== TASK INPUTS

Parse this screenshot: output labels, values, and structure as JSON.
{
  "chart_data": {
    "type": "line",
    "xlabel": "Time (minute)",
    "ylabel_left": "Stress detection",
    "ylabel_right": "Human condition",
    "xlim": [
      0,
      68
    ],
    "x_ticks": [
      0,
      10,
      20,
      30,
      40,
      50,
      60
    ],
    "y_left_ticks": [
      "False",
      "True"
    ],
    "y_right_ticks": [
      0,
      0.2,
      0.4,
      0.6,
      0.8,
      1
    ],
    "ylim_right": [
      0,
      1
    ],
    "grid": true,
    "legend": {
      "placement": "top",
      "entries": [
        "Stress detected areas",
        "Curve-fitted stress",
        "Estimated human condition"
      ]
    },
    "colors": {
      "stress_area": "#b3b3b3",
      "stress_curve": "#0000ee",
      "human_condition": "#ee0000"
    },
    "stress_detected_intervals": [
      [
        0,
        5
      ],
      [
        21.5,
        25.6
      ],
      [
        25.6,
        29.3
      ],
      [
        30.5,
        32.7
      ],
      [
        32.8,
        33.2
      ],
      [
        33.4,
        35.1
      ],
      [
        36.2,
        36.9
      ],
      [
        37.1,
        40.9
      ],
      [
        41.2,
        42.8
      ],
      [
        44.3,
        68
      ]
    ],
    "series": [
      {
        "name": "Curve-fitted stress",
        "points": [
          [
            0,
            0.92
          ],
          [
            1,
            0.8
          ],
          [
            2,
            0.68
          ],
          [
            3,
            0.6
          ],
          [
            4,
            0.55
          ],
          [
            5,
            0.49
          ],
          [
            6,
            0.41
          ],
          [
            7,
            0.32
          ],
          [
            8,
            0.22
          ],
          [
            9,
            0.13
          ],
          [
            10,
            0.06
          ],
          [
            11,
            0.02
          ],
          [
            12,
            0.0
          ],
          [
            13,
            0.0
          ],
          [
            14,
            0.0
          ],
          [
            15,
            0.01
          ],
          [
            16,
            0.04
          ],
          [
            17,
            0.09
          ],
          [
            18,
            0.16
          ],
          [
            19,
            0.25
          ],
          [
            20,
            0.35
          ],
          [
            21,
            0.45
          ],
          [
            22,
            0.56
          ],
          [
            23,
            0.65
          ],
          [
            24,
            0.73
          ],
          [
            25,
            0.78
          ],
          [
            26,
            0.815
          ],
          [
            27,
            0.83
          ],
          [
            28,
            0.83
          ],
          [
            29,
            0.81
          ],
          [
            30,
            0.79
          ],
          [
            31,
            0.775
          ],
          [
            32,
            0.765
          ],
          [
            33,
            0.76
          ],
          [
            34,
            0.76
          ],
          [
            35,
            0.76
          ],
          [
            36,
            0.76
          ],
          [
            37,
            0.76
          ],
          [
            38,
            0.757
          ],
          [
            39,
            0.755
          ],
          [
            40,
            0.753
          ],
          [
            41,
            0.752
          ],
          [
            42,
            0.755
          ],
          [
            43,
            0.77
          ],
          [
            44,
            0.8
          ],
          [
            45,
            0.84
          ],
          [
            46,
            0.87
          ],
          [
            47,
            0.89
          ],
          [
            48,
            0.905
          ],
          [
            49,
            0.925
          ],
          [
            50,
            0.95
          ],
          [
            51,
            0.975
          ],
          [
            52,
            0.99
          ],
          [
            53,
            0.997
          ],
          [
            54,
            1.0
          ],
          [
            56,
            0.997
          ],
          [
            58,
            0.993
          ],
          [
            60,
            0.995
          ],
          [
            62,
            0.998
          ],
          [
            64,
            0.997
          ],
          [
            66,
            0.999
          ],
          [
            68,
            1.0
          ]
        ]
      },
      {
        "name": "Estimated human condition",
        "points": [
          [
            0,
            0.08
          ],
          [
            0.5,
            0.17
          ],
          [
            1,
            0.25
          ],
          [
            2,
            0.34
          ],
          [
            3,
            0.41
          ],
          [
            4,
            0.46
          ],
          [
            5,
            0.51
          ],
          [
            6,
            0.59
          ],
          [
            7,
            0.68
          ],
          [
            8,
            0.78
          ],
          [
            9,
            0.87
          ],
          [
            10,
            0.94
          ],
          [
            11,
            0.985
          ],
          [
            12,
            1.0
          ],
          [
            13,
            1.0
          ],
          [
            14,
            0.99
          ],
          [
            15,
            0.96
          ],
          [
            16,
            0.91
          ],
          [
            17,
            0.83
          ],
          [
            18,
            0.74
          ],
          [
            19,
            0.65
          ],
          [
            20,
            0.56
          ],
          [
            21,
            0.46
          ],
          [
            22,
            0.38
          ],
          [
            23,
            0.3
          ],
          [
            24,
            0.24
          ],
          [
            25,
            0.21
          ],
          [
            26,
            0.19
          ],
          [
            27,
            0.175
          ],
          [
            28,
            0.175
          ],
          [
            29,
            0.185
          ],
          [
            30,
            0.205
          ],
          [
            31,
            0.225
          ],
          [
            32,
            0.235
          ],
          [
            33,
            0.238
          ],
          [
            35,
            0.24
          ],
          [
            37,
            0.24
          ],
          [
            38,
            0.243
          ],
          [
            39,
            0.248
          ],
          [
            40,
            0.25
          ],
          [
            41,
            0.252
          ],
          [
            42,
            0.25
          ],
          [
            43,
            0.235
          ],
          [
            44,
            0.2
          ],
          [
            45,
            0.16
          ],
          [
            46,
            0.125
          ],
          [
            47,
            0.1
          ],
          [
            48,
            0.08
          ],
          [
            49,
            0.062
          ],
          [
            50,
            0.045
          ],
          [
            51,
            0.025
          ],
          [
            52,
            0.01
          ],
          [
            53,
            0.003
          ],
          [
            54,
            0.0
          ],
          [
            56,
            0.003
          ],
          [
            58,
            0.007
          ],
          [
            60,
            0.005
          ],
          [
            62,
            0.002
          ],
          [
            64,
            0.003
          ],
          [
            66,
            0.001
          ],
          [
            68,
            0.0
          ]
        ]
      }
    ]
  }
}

====

Check each line of the entries for the string "Estimated". Copy the lines that have it.

        "Estimated human condition"
        "name": "Estimated human condition",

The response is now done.